▸ **REQUIREMENT**: In the entries below, change "product-thumbnail" to "item-image" from the line with "like-count: 2: [965, 452, 1038, 494]" to the line with "svg-text:스마일 용달이사: 스마일", and give only those lines back with nothing else altered.

Listings of boxed layout items

>>

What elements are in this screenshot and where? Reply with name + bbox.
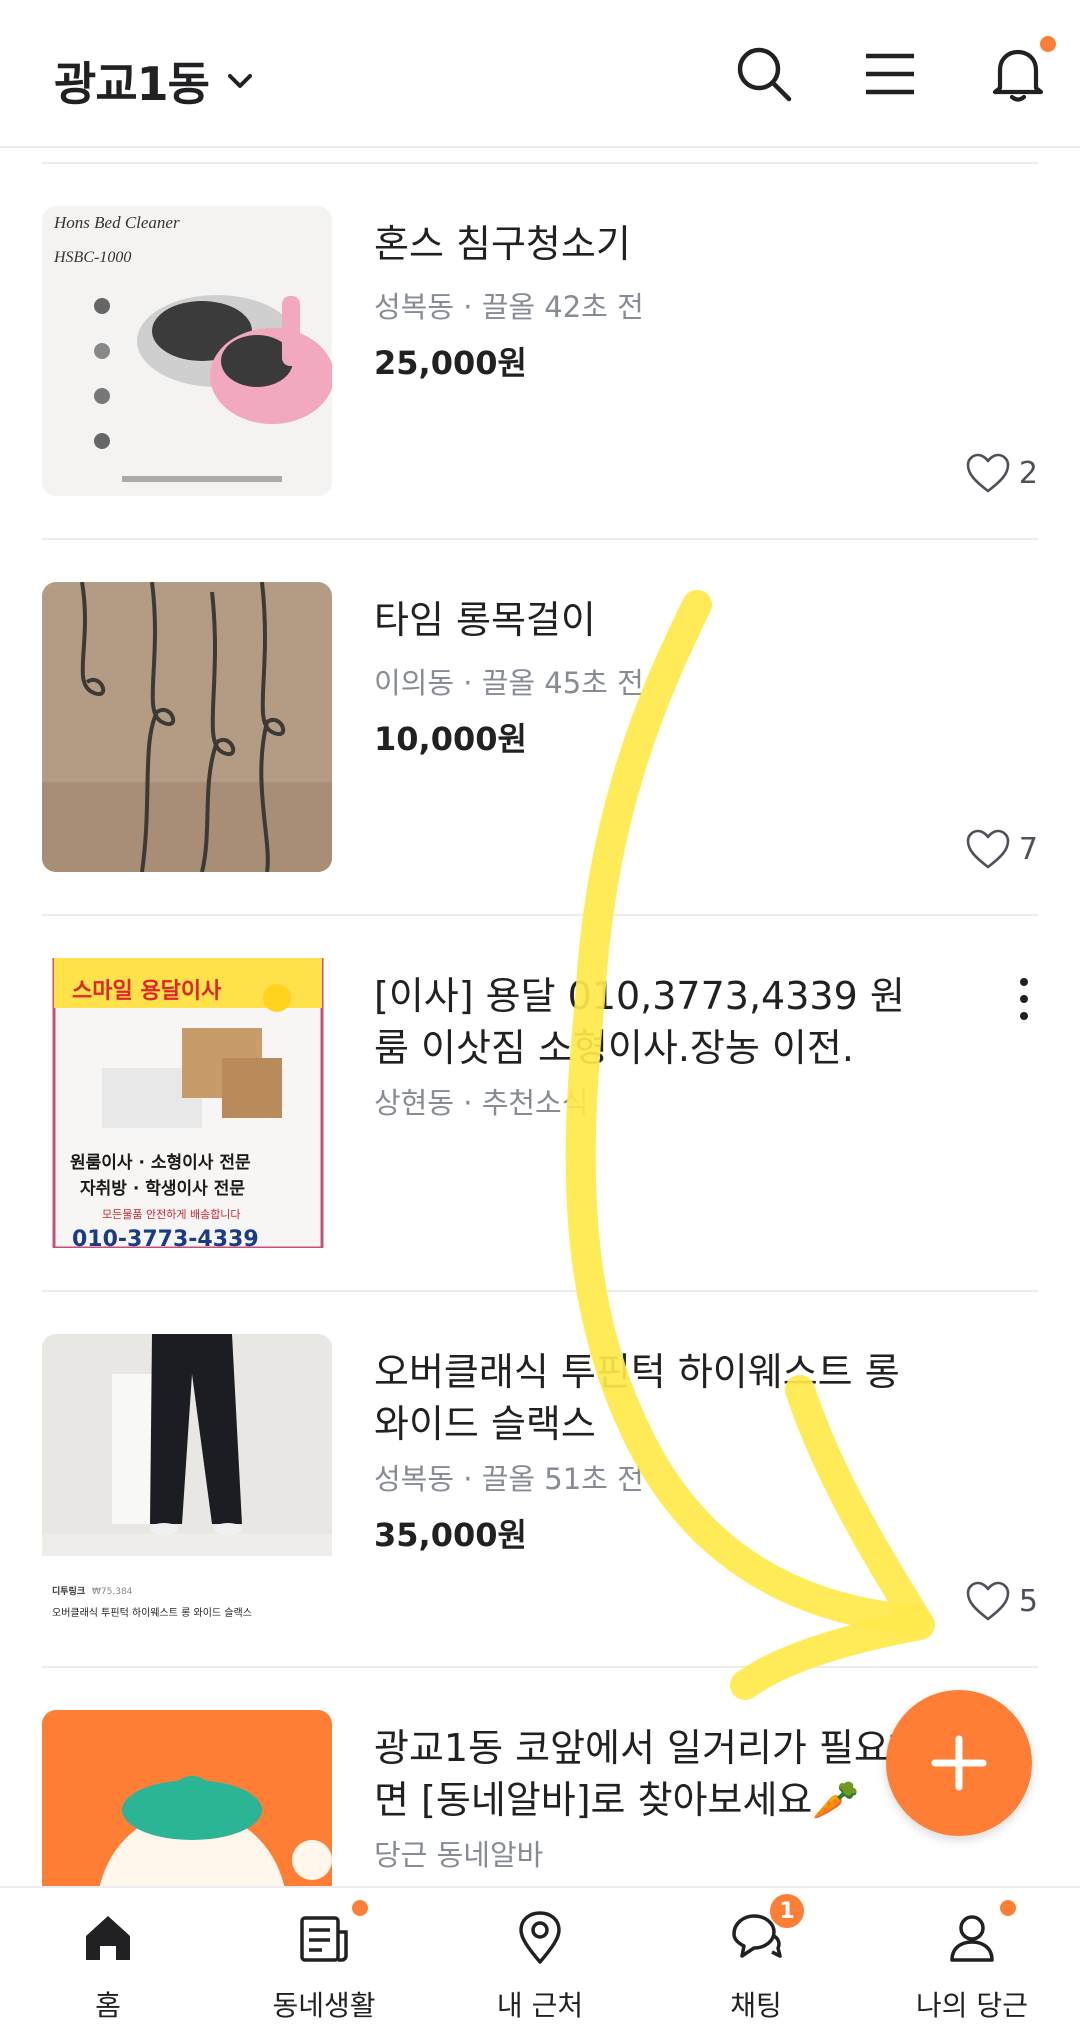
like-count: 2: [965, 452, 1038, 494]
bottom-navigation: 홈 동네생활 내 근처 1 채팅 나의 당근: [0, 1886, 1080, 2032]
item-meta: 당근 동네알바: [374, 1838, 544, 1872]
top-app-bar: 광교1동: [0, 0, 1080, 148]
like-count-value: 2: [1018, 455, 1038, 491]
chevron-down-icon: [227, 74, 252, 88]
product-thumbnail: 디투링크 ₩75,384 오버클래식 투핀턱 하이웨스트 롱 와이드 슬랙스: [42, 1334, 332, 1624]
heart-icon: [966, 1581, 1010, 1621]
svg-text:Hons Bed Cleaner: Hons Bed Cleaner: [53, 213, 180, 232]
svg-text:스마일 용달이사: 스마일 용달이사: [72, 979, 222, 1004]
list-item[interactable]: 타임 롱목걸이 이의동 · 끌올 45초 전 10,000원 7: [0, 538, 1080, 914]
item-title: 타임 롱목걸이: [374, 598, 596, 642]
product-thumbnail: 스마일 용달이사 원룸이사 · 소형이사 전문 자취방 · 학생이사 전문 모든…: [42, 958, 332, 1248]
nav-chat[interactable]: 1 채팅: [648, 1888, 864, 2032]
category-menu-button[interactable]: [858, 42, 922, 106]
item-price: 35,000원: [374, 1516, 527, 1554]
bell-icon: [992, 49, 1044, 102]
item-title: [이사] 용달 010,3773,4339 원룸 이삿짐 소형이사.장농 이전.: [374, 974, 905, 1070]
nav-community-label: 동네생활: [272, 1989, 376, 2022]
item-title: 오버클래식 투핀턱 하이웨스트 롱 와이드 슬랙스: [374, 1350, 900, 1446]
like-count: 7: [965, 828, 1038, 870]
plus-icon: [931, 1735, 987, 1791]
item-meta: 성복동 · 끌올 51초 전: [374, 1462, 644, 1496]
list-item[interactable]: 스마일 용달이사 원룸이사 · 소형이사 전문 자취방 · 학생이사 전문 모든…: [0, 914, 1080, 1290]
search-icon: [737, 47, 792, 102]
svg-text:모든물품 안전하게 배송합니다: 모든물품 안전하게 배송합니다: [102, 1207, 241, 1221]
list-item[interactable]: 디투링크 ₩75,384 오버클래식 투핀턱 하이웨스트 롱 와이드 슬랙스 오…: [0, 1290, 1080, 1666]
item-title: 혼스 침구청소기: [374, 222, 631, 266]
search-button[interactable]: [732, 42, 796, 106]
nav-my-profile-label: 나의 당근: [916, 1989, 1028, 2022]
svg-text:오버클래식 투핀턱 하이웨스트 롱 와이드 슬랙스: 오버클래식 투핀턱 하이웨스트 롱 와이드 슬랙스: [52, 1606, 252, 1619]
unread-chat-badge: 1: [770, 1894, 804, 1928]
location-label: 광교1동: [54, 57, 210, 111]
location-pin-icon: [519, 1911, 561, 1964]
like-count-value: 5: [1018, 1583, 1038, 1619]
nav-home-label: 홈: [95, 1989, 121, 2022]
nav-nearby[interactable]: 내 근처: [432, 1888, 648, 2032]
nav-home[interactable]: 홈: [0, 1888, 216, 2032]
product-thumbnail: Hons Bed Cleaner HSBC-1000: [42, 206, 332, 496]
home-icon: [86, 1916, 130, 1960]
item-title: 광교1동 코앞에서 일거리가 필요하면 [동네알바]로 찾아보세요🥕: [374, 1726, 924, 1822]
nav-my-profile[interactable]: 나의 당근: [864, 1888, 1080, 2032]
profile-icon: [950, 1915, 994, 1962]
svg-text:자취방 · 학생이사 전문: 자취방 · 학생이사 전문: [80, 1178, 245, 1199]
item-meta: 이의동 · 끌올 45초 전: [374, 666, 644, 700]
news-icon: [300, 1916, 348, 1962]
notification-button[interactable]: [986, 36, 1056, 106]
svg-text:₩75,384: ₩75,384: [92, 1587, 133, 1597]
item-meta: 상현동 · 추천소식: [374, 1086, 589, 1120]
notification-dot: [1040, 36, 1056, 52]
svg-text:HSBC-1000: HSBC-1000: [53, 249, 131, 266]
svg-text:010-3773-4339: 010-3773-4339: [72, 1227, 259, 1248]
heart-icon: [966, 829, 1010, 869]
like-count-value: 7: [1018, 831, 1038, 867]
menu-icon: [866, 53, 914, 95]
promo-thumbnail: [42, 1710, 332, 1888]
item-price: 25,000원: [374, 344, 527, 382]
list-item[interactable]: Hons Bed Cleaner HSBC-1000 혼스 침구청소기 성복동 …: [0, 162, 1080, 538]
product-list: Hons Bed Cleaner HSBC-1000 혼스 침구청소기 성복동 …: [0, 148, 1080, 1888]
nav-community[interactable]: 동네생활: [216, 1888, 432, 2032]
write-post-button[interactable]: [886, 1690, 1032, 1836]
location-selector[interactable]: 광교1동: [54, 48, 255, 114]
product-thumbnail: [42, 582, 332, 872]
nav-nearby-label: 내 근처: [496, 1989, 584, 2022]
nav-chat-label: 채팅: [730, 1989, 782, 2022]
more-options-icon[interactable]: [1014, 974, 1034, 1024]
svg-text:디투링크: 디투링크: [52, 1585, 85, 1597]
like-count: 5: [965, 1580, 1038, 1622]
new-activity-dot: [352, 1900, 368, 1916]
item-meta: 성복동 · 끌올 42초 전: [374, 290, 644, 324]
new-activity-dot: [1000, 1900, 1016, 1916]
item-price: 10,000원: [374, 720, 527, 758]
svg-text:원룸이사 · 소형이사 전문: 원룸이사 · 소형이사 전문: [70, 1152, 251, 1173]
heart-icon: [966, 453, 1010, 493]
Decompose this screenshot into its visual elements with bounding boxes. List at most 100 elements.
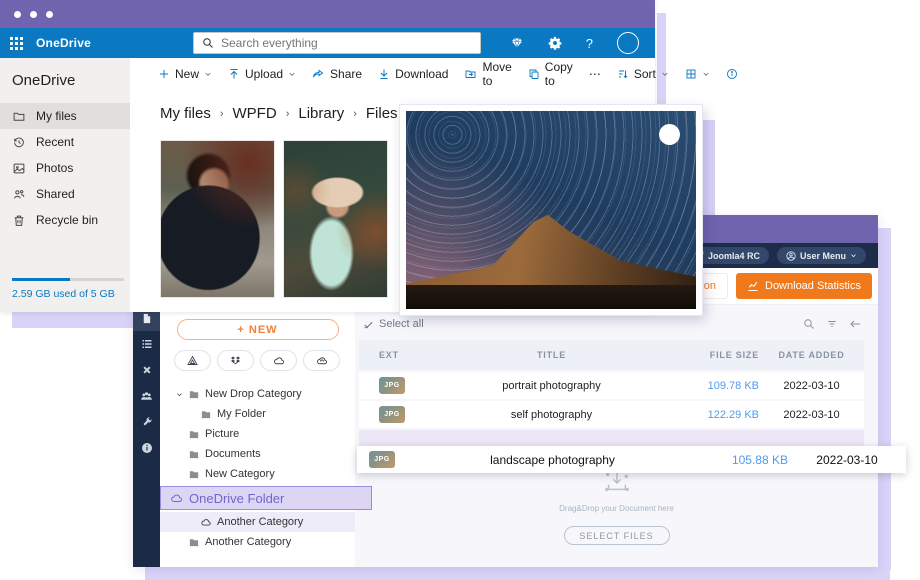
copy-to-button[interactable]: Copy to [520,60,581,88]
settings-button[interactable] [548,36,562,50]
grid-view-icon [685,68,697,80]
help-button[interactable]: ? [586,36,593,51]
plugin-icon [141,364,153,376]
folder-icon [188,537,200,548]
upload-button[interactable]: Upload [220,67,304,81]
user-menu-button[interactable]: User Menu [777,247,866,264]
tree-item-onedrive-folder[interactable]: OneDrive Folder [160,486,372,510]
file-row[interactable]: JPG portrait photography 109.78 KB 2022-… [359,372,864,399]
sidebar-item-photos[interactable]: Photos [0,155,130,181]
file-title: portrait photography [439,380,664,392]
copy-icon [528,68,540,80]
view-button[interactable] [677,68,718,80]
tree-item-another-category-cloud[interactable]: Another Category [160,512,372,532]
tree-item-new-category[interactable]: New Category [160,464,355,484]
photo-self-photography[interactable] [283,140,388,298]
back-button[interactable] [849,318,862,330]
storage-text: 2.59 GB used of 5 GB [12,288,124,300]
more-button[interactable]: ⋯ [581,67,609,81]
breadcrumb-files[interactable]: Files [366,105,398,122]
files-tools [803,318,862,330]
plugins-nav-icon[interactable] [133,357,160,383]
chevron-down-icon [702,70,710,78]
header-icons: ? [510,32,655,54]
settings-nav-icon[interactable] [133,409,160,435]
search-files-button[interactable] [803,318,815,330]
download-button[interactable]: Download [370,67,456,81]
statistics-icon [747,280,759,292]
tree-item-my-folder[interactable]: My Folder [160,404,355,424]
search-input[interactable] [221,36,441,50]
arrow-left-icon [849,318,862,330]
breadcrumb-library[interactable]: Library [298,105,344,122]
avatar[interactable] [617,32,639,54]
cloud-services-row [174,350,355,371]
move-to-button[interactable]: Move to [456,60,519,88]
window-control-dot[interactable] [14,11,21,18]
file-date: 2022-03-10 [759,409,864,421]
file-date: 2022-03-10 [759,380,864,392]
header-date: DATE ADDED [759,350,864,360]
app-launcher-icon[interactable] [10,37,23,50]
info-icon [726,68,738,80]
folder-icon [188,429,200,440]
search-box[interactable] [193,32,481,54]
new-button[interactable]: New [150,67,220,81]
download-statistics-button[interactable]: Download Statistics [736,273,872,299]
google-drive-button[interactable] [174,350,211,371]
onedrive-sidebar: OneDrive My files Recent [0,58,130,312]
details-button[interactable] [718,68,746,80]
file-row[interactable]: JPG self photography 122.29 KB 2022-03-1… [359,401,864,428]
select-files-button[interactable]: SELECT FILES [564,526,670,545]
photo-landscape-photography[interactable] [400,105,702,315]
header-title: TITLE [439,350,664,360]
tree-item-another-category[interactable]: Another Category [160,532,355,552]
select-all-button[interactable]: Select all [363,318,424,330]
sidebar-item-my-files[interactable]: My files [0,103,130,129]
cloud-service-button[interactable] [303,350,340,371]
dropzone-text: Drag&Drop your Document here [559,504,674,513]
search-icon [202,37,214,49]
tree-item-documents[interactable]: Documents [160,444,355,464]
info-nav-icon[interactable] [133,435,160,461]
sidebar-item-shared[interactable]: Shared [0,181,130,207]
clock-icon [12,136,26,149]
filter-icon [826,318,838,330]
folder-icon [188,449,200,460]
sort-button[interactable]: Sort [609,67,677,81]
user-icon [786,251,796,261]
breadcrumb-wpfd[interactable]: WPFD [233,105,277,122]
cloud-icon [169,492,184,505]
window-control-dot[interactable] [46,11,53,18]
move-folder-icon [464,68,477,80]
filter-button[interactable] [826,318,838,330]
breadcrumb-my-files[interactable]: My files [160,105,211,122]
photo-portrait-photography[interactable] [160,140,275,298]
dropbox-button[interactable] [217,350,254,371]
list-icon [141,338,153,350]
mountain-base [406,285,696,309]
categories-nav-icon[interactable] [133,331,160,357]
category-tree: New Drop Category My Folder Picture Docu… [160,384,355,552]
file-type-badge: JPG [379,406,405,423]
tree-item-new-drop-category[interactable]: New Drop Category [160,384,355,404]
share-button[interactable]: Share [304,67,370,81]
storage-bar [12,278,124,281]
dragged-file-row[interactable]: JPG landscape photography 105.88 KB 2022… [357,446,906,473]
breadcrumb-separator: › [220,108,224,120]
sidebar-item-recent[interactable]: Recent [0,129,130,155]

<<

▸ **FULL ANSWER**:
like-count: 2: [965, 452, 1038, 494]
bottom-navigation: 홈 동네생활 내 근처 1 채팅 나의 당근: [0, 1886, 1080, 2032]
item-meta: 당근 동네알바: [374, 1838, 544, 1872]
top-app-bar: 광교1동: [0, 0, 1080, 148]
like-count-value: 2: [1018, 455, 1038, 491]
chevron-down-icon: [227, 74, 252, 88]
item-image: 디투링크 ₩75,384 오버클래식 투핀턱 하이웨스트 롱 와이드 슬랙스: [42, 1334, 332, 1624]
heart-icon: [966, 1581, 1010, 1621]
svg-text:Hons Bed Cleaner: Hons Bed Cleaner: [53, 213, 180, 232]
svg-text:스마일 용달이사: 스마일 용달이사: [72, 979, 222, 1004]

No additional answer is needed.